> WORK TO DO:
Pull every line containing the word "Bath" from the records.

> EXTRACTED RECORDS:
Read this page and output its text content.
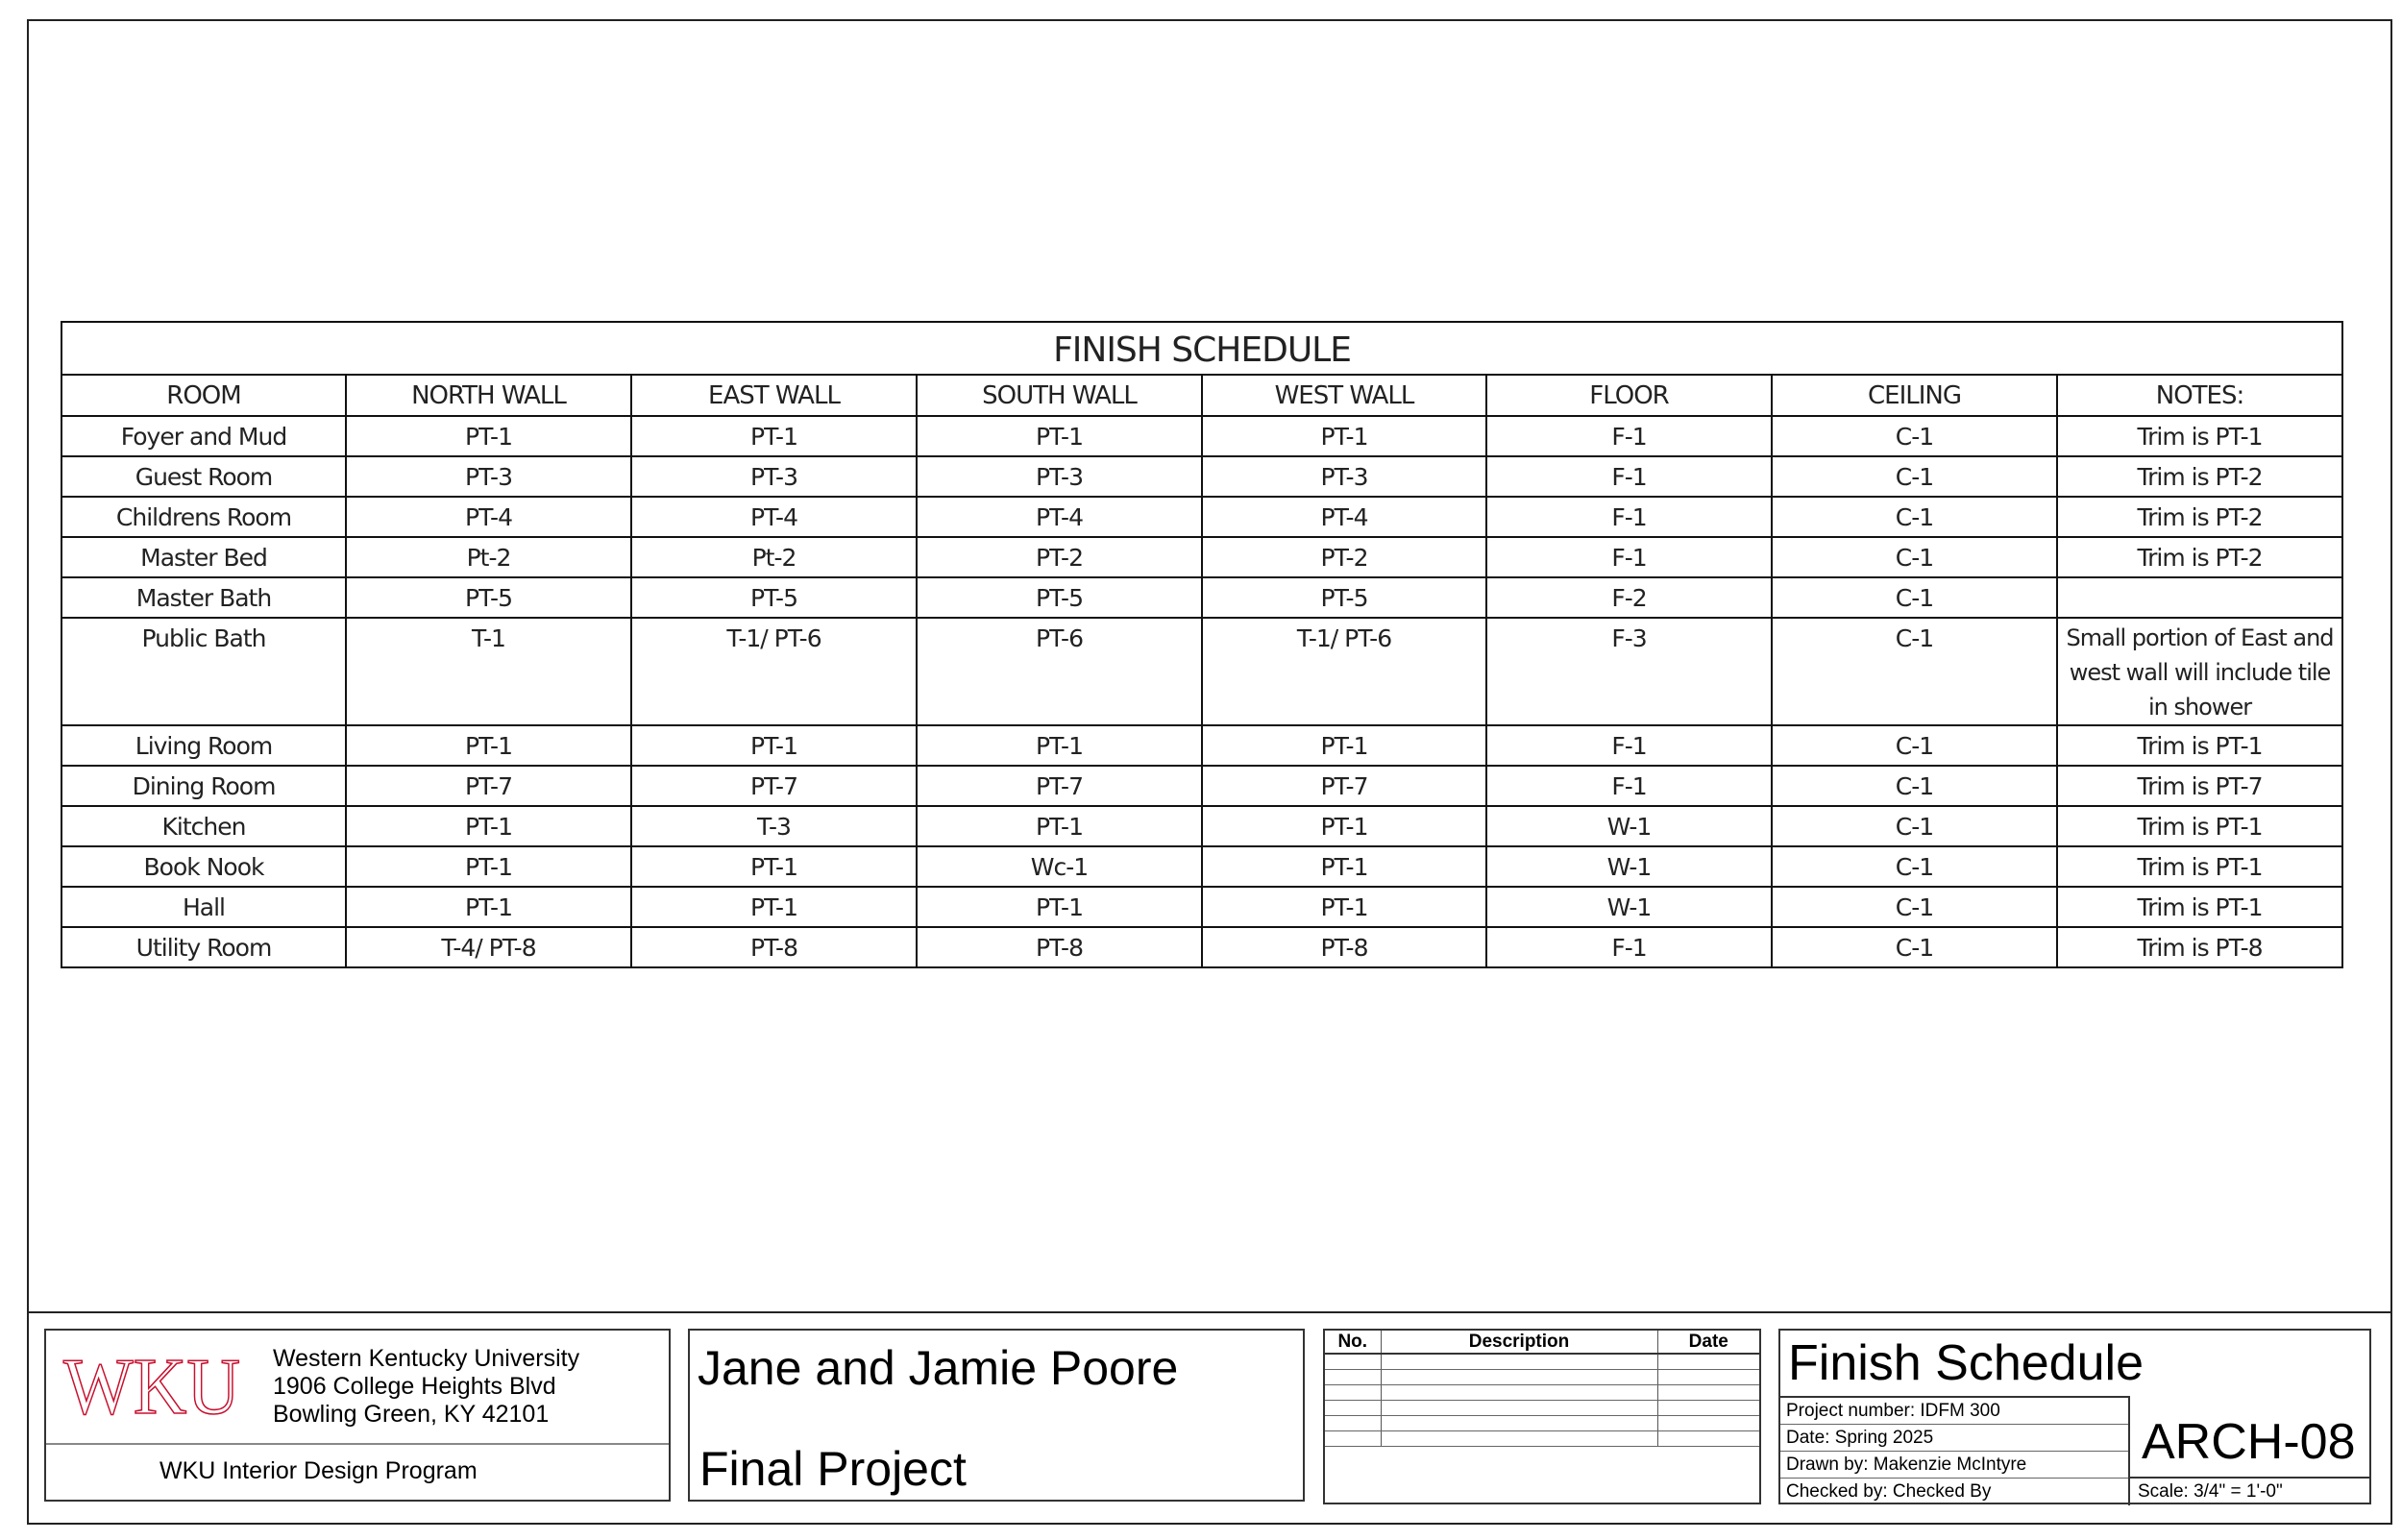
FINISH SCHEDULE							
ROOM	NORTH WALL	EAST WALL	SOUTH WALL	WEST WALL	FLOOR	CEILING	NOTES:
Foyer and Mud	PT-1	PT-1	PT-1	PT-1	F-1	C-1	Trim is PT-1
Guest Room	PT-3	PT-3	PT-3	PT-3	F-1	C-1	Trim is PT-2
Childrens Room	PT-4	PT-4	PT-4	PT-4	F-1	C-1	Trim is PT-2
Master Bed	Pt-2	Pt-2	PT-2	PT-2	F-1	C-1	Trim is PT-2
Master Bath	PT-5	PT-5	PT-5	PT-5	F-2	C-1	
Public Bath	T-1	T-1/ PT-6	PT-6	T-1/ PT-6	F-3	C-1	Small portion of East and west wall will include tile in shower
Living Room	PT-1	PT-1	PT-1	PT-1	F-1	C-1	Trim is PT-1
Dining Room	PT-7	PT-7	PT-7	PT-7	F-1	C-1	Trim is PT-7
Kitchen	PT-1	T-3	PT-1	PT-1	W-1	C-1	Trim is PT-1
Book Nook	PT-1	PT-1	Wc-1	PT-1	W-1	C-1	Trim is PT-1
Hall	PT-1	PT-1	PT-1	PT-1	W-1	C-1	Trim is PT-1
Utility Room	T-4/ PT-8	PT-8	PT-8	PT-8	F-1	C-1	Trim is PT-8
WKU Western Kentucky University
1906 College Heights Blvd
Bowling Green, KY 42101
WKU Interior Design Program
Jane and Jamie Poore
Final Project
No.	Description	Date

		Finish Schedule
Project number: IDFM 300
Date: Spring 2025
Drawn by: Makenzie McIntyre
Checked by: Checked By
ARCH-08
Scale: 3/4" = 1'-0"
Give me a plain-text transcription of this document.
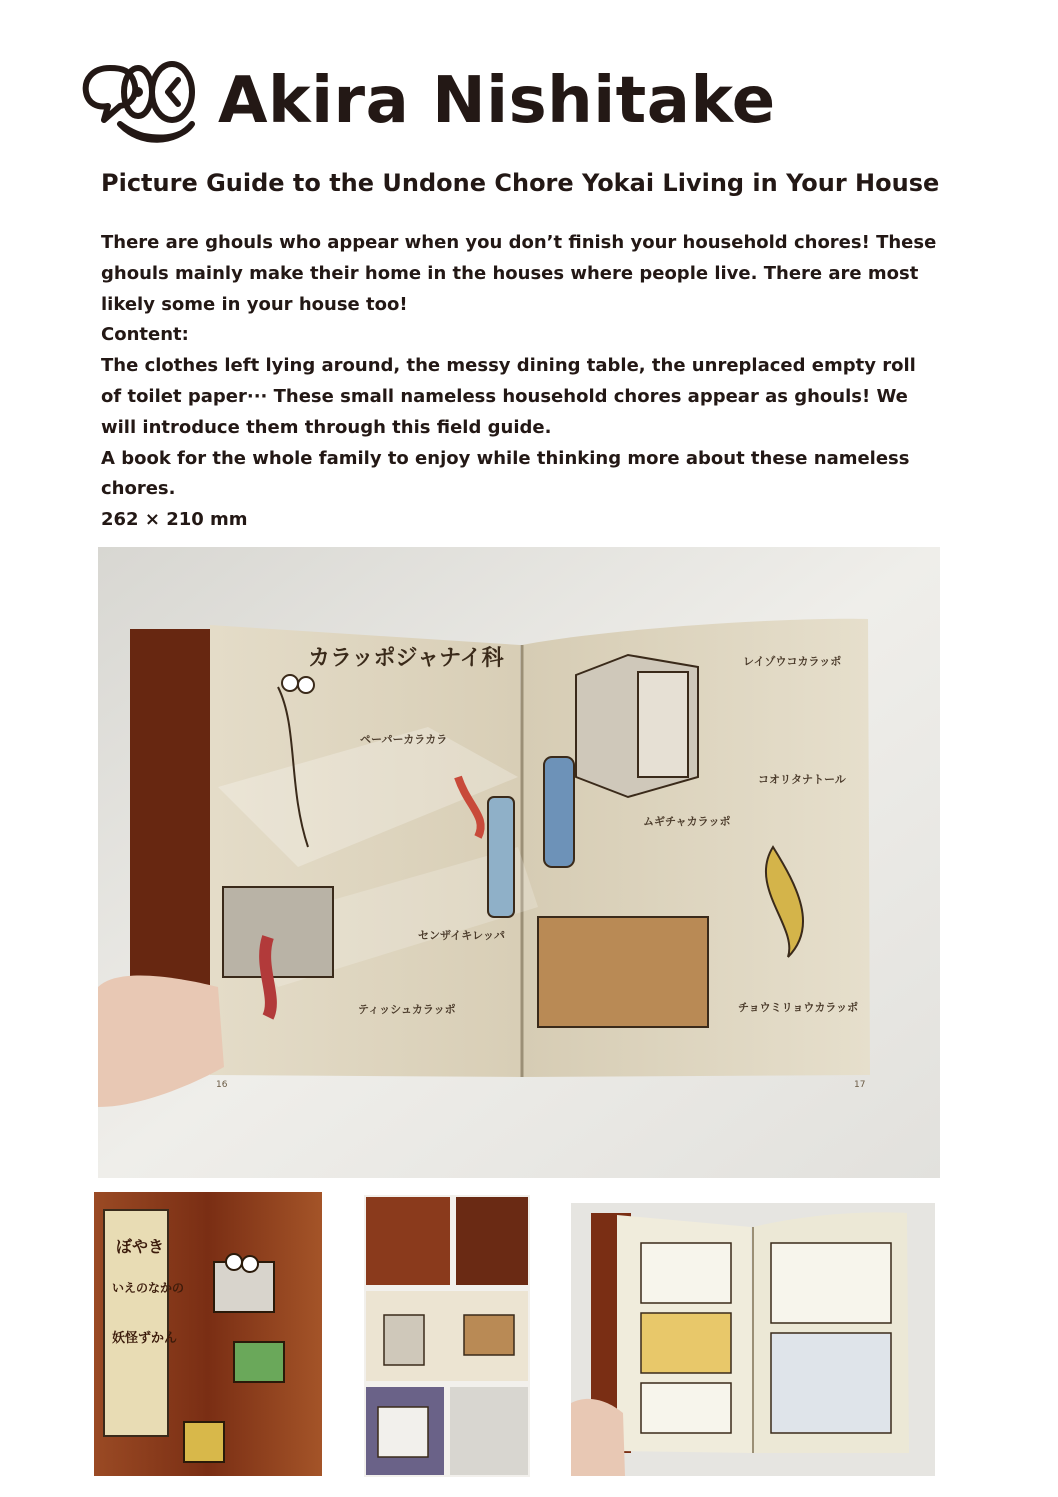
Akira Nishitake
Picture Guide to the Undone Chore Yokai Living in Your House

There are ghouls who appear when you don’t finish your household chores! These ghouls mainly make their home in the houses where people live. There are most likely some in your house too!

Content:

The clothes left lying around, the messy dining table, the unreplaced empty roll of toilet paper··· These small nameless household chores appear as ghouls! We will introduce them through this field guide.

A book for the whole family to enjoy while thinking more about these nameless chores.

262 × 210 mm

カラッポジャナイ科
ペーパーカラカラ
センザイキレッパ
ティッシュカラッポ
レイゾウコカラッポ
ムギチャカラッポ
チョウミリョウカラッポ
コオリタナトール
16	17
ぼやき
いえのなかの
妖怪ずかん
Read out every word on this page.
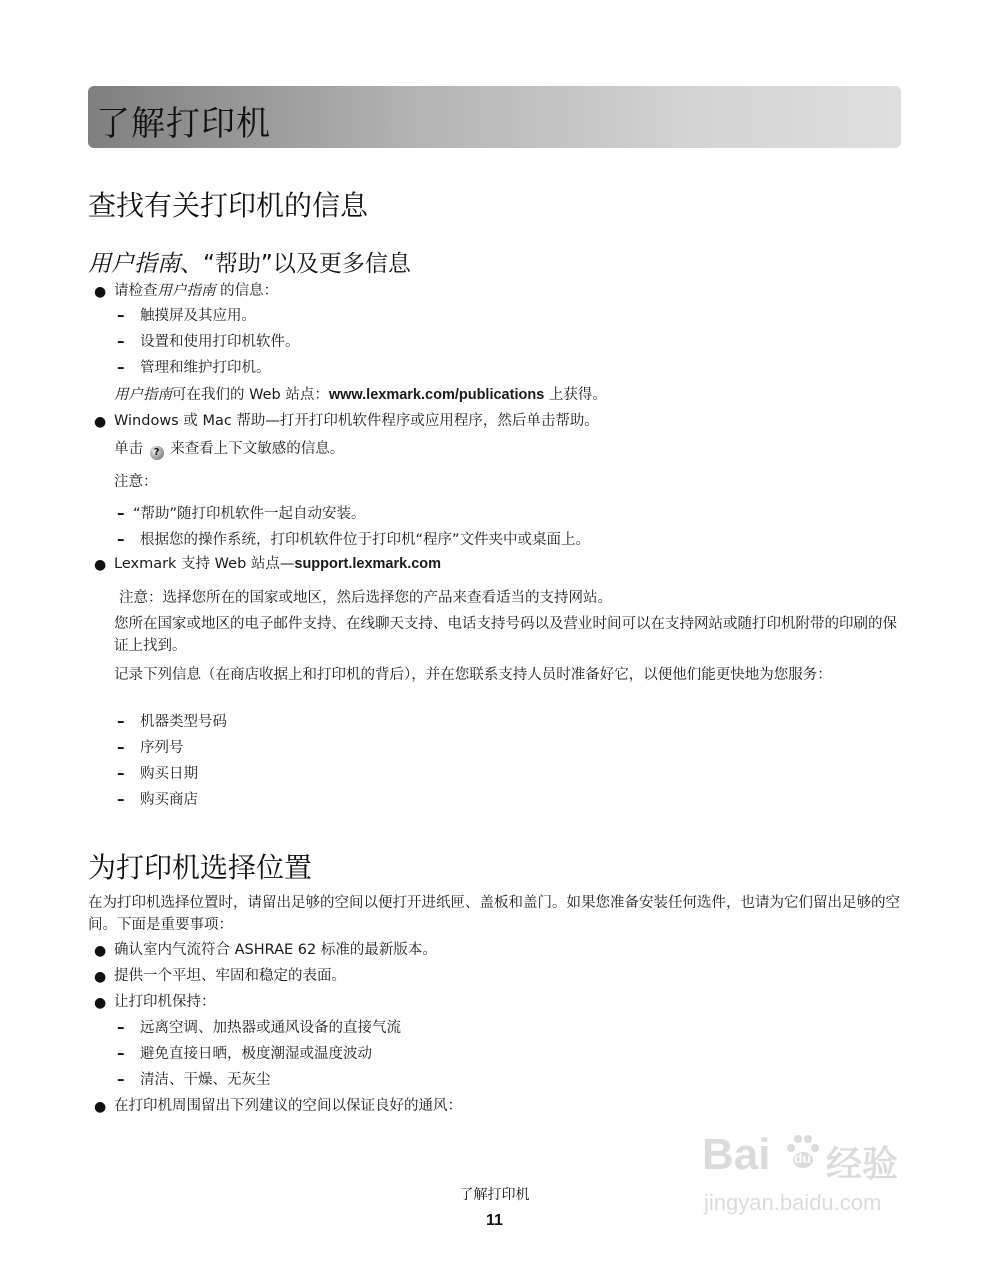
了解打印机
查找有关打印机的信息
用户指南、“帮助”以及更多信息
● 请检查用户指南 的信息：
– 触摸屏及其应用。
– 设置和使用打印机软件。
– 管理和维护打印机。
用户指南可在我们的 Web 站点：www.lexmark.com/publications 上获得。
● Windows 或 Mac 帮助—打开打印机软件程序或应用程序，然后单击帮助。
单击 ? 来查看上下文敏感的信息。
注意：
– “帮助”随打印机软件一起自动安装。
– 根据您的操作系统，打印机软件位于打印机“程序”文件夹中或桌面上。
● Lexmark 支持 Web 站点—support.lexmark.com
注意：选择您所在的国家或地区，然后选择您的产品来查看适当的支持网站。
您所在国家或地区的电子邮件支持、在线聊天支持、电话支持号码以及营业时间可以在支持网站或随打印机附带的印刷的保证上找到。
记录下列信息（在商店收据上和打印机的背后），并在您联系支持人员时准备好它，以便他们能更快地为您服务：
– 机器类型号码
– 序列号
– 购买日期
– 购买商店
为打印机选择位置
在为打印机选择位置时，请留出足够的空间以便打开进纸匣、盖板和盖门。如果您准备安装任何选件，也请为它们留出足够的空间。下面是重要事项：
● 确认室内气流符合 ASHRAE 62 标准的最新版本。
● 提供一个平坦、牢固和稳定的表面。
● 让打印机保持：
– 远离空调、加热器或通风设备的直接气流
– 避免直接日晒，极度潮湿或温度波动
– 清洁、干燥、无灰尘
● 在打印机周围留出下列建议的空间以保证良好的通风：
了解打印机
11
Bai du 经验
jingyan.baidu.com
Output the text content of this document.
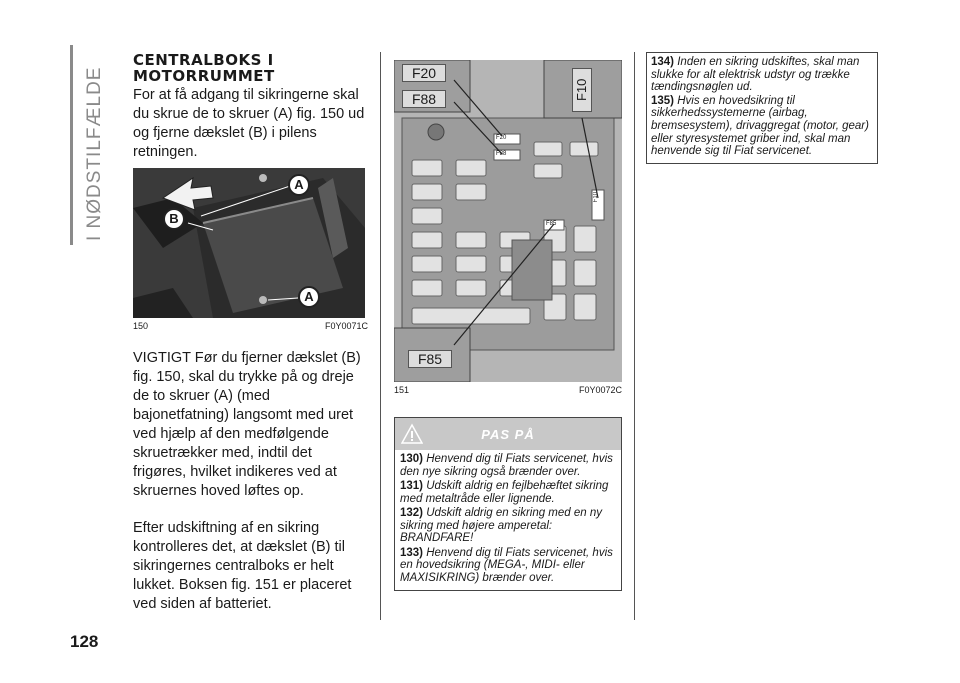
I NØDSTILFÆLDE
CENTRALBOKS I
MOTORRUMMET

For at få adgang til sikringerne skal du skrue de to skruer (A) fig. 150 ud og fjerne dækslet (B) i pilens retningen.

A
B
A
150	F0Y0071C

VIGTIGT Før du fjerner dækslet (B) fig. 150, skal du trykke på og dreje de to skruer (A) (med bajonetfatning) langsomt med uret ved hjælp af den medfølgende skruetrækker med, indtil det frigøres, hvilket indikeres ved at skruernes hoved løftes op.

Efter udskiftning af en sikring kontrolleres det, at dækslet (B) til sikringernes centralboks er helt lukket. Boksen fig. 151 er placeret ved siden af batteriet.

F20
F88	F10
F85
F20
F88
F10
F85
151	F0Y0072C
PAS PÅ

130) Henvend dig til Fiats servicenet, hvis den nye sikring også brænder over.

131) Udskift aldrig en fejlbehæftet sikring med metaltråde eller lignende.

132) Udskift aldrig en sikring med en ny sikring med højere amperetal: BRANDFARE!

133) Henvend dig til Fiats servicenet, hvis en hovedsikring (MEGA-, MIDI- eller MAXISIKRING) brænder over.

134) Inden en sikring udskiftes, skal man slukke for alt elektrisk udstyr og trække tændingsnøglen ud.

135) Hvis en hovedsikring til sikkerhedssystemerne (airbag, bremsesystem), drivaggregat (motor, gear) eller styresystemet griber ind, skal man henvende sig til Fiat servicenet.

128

> SOLUTION:
Master Bath	PT-5	PT-5	PT-5	PT-5	F-2	C-1	
Public Bath	T-1	T-1/ PT-6	PT-6	T-1/ PT-6	F-3	C-1	Small portion of East and west wall will include tile in shower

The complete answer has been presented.